▶ _Work required_
Gather all lines containing the string "részére" and copy them out.

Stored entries
*-*-*

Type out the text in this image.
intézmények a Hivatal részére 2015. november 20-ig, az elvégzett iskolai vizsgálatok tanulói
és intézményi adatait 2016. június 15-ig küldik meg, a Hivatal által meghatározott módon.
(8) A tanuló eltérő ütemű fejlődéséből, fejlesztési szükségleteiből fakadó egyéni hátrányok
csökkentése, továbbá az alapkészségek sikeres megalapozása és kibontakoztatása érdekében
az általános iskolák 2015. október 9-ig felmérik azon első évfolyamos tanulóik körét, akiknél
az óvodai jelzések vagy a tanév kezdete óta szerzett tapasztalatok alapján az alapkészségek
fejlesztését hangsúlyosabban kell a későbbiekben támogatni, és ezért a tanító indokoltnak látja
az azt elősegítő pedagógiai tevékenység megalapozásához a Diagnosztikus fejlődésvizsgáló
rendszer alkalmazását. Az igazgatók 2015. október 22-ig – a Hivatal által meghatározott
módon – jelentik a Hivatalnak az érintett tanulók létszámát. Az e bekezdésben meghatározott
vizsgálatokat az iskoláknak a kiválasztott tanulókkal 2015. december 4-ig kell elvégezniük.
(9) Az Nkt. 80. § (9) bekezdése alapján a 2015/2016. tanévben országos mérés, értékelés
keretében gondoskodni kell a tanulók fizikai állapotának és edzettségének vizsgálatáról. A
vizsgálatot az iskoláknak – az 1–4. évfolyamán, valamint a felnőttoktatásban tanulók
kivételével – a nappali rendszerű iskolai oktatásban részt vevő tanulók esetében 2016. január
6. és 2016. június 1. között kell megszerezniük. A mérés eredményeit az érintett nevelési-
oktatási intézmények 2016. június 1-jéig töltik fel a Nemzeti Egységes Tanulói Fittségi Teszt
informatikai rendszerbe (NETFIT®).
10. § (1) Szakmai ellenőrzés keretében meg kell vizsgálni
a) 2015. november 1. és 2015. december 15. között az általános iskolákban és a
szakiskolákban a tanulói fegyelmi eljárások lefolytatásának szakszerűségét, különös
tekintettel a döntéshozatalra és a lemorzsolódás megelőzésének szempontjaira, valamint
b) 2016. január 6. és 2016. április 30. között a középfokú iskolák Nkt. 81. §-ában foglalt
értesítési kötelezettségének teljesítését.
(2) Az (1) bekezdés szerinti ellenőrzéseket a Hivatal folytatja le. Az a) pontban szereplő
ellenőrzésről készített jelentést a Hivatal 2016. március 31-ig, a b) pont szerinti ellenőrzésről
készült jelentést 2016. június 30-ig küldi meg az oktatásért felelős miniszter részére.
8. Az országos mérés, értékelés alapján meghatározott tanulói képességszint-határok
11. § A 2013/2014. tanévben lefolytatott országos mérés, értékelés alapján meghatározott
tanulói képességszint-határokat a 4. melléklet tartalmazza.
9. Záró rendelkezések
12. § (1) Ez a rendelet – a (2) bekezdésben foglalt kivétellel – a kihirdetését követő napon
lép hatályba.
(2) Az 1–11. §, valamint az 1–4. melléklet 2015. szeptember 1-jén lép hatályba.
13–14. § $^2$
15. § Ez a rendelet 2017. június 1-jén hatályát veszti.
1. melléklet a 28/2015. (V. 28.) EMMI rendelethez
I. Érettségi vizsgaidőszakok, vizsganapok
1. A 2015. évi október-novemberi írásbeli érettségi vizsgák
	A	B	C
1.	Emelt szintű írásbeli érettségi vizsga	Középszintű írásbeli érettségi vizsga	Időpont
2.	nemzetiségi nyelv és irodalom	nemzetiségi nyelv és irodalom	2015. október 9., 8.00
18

*-*-*

▶ _The output_
intézmények a Hivatal részére 2015. november 20-ig, az elvégzett iskolai vizsgálatok tanulói
készült jelentést 2016. június 30-ig küldi meg az oktatásért felelős miniszter részére.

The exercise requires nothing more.